(TASK INSTRUCTIONS) Transcribe the material in full, exactly as written.

[Stored dataset items]
-------------------------
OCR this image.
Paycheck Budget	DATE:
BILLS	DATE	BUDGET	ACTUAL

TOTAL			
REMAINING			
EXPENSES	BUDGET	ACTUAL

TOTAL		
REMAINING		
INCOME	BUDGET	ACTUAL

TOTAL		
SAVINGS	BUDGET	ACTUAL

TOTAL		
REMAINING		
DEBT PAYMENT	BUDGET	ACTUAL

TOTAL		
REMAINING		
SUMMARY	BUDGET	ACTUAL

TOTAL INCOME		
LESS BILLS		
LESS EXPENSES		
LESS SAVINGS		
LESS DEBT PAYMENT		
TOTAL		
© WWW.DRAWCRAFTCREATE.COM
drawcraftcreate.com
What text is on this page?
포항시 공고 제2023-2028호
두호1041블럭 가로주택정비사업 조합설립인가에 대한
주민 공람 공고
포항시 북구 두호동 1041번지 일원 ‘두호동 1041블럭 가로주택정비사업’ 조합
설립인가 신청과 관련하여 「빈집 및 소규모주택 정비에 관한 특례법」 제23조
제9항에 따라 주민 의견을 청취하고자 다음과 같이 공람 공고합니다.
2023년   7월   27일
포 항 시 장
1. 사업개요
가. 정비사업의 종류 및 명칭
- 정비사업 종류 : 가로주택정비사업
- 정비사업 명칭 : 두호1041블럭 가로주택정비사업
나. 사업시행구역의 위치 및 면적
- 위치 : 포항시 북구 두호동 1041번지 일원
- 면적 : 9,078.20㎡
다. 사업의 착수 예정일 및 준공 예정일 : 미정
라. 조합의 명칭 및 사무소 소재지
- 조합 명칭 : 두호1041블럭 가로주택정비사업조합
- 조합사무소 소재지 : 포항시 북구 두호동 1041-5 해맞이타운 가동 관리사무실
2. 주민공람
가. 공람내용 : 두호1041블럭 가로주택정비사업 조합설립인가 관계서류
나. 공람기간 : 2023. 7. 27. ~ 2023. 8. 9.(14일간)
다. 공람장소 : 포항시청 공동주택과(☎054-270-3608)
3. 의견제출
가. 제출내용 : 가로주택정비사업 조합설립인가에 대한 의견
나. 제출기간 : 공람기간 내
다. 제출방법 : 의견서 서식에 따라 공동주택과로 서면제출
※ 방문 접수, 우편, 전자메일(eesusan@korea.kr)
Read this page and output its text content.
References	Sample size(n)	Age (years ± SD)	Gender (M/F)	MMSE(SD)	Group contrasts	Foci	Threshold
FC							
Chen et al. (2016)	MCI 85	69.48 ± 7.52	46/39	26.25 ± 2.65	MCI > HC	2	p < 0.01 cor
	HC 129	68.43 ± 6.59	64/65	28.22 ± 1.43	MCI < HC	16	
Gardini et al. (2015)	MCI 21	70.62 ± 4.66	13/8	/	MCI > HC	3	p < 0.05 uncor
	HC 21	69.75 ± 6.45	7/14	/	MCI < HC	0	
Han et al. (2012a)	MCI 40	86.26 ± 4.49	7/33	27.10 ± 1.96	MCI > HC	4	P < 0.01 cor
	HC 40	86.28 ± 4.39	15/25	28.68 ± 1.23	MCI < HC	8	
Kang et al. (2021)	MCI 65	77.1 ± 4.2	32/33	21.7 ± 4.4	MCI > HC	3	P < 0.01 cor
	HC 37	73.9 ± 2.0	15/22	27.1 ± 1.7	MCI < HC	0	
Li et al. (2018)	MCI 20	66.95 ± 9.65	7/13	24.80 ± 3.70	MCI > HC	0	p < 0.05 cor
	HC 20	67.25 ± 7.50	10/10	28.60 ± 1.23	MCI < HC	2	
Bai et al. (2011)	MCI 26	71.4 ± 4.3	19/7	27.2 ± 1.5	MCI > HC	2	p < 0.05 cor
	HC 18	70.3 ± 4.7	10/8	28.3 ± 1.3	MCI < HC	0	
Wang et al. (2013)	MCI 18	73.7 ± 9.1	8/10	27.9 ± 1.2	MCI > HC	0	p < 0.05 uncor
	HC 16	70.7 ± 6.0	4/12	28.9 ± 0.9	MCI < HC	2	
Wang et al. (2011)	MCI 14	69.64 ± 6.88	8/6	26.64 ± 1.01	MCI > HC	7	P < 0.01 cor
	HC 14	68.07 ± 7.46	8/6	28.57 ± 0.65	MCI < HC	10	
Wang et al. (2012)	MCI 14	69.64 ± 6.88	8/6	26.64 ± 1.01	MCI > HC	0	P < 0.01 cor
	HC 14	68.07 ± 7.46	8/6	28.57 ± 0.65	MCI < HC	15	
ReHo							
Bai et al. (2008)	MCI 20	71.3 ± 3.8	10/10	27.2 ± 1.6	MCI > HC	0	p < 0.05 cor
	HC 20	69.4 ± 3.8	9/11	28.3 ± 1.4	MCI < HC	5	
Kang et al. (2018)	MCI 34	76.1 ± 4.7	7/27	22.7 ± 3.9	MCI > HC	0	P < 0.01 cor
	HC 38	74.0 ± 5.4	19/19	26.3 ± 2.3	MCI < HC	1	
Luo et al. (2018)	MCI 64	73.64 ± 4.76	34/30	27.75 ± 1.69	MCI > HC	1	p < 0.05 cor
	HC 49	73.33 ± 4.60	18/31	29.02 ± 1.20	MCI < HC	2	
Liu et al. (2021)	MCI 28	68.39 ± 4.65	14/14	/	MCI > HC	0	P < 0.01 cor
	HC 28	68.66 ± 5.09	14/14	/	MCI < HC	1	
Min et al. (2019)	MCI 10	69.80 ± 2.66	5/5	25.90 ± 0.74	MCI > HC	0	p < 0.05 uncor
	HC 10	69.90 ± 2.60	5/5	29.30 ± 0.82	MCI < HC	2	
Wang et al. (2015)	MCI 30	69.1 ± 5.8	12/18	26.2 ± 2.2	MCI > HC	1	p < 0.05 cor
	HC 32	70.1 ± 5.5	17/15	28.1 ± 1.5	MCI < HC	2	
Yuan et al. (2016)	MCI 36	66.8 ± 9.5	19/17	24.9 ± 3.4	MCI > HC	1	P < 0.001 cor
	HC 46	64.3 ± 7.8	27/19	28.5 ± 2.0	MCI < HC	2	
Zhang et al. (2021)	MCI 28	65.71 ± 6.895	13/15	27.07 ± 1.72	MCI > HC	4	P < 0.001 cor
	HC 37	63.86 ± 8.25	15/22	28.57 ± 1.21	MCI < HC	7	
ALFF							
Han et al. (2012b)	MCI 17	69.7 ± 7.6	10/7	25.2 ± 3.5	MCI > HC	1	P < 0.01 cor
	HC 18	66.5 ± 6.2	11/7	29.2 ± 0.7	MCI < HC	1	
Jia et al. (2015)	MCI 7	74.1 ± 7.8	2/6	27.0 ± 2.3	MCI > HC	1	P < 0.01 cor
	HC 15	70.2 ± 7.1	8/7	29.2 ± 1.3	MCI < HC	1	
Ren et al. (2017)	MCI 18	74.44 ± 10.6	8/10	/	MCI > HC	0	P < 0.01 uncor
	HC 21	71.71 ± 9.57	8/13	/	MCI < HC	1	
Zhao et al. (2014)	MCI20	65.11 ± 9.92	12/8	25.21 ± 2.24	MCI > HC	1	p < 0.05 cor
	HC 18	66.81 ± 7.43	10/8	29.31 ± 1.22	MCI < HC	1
-------------------------
(SOLUTION FOR THIS PROBLEM)
OCR this image.
Paycheck Budget	DATE:
BILLS	DATE	BUDGET	ACTUAL

TOTAL			
REMAINING			
EXPENSES	BUDGET	ACTUAL

TOTAL		
REMAINING		
INCOME	BUDGET	ACTUAL

TOTAL		
SAVINGS	BUDGET	ACTUAL

TOTAL		
REMAINING		
DEBT PAYMENT	BUDGET	ACTUAL

TOTAL		
REMAINING		
SUMMARY	BUDGET	ACTUAL

TOTAL INCOME		
LESS BILLS		
LESS EXPENSES		
LESS SAVINGS		
LESS DEBT PAYMENT		
TOTAL		
© WWW.DRAWCRAFTCREATE.COM
drawcraftcreate.com
What text is on this page?
포항시 공고 제2023-2028호
두호1041블럭 가로주택정비사업 조합설립인가에 대한
주민 공람 공고
포항시 북구 두호동 1041번지 일원 ‘두호동 1041블럭 가로주택정비사업’ 조합
설립인가 신청과 관련하여 「빈집 및 소규모주택 정비에 관한 특례법」 제23조
제9항에 따라 주민 의견을 청취하고자 다음과 같이 공람 공고합니다.
2023년   7월   27일
포 항 시 장
1. 사업개요
가. 정비사업의 종류 및 명칭
- 정비사업 종류 : 가로주택정비사업
- 정비사업 명칭 : 두호1041블럭 가로주택정비사업
나. 사업시행구역의 위치 및 면적
- 위치 : 포항시 북구 두호동 1041번지 일원
- 면적 : 9,078.20㎡
다. 사업의 착수 예정일 및 준공 예정일 : 미정
라. 조합의 명칭 및 사무소 소재지
- 조합 명칭 : 두호1041블럭 가로주택정비사업조합
- 조합사무소 소재지 : 포항시 북구 두호동 1041-5 해맞이타운 가동 관리사무실
2. 주민공람
가. 공람내용 : 두호1041블럭 가로주택정비사업 조합설립인가 관계서류
나. 공람기간 : 2023. 7. 27. ~ 2023. 8. 9.(14일간)
다. 공람장소 : 포항시청 공동주택과(☎054-270-3608)
3. 의견제출
가. 제출내용 : 가로주택정비사업 조합설립인가에 대한 의견
나. 제출기간 : 공람기간 내
다. 제출방법 : 의견서 서식에 따라 공동주택과로 서면제출
※ 방문 접수, 우편, 전자메일(eesusan@korea.kr)
Read this page and output its text content.
References	Sample size(n)	Age (years ± SD)	Gender (M/F)	MMSE(SD)	Group contrasts	Foci	Threshold
FC							
Chen et al. (2016)	MCI 85	69.48 ± 7.52	46/39	26.25 ± 2.65	MCI > HC	2	p < 0.01 cor
	HC 129	68.43 ± 6.59	64/65	28.22 ± 1.43	MCI < HC	16	
Gardini et al. (2015)	MCI 21	70.62 ± 4.66	13/8	/	MCI > HC	3	p < 0.05 uncor
	HC 21	69.75 ± 6.45	7/14	/	MCI < HC	0	
Han et al. (2012a)	MCI 40	86.26 ± 4.49	7/33	27.10 ± 1.96	MCI > HC	4	P < 0.01 cor
	HC 40	86.28 ± 4.39	15/25	28.68 ± 1.23	MCI < HC	8	
Kang et al. (2021)	MCI 65	77.1 ± 4.2	32/33	21.7 ± 4.4	MCI > HC	3	P < 0.01 cor
	HC 37	73.9 ± 2.0	15/22	27.1 ± 1.7	MCI < HC	0	
Li et al. (2018)	MCI 20	66.95 ± 9.65	7/13	24.80 ± 3.70	MCI > HC	0	p < 0.05 cor
	HC 20	67.25 ± 7.50	10/10	28.60 ± 1.23	MCI < HC	2	
Bai et al. (2011)	MCI 26	71.4 ± 4.3	19/7	27.2 ± 1.5	MCI > HC	2	p < 0.05 cor
	HC 18	70.3 ± 4.7	10/8	28.3 ± 1.3	MCI < HC	0	
Wang et al. (2013)	MCI 18	73.7 ± 9.1	8/10	27.9 ± 1.2	MCI > HC	0	p < 0.05 uncor
	HC 16	70.7 ± 6.0	4/12	28.9 ± 0.9	MCI < HC	2	
Wang et al. (2011)	MCI 14	69.64 ± 6.88	8/6	26.64 ± 1.01	MCI > HC	7	P < 0.01 cor
	HC 14	68.07 ± 7.46	8/6	28.57 ± 0.65	MCI < HC	10	
Wang et al. (2012)	MCI 14	69.64 ± 6.88	8/6	26.64 ± 1.01	MCI > HC	0	P < 0.01 cor
	HC 14	68.07 ± 7.46	8/6	28.57 ± 0.65	MCI < HC	15	
ReHo							
Bai et al. (2008)	MCI 20	71.3 ± 3.8	10/10	27.2 ± 1.6	MCI > HC	0	p < 0.05 cor
	HC 20	69.4 ± 3.8	9/11	28.3 ± 1.4	MCI < HC	5	
Kang et al. (2018)	MCI 34	76.1 ± 4.7	7/27	22.7 ± 3.9	MCI > HC	0	P < 0.01 cor
	HC 38	74.0 ± 5.4	19/19	26.3 ± 2.3	MCI < HC	1	
Luo et al. (2018)	MCI 64	73.64 ± 4.76	34/30	27.75 ± 1.69	MCI > HC	1	p < 0.05 cor
	HC 49	73.33 ± 4.60	18/31	29.02 ± 1.20	MCI < HC	2	
Liu et al. (2021)	MCI 28	68.39 ± 4.65	14/14	/	MCI > HC	0	P < 0.01 cor
	HC 28	68.66 ± 5.09	14/14	/	MCI < HC	1	
Min et al. (2019)	MCI 10	69.80 ± 2.66	5/5	25.90 ± 0.74	MCI > HC	0	p < 0.05 uncor
	HC 10	69.90 ± 2.60	5/5	29.30 ± 0.82	MCI < HC	2	
Wang et al. (2015)	MCI 30	69.1 ± 5.8	12/18	26.2 ± 2.2	MCI > HC	1	p < 0.05 cor
	HC 32	70.1 ± 5.5	17/15	28.1 ± 1.5	MCI < HC	2	
Yuan et al. (2016)	MCI 36	66.8 ± 9.5	19/17	24.9 ± 3.4	MCI > HC	1	P < 0.001 cor
	HC 46	64.3 ± 7.8	27/19	28.5 ± 2.0	MCI < HC	2	
Zhang et al. (2021)	MCI 28	65.71 ± 6.895	13/15	27.07 ± 1.72	MCI > HC	4	P < 0.001 cor
	HC 37	63.86 ± 8.25	15/22	28.57 ± 1.21	MCI < HC	7	
ALFF							
Han et al. (2012b)	MCI 17	69.7 ± 7.6	10/7	25.2 ± 3.5	MCI > HC	1	P < 0.01 cor
	HC 18	66.5 ± 6.2	11/7	29.2 ± 0.7	MCI < HC	1	
Jia et al. (2015)	MCI 7	74.1 ± 7.8	2/6	27.0 ± 2.3	MCI > HC	1	P < 0.01 cor
	HC 15	70.2 ± 7.1	8/7	29.2 ± 1.3	MCI < HC	1	
Ren et al. (2017)	MCI 18	74.44 ± 10.6	8/10	/	MCI > HC	0	P < 0.01 uncor
	HC 21	71.71 ± 9.57	8/13	/	MCI < HC	1	
Zhao et al. (2014)	MCI20	65.11 ± 9.92	12/8	25.21 ± 2.24	MCI > HC	1	p < 0.05 cor
	HC 18	66.81 ± 7.43	10/8	29.31 ± 1.22	MCI < HC	1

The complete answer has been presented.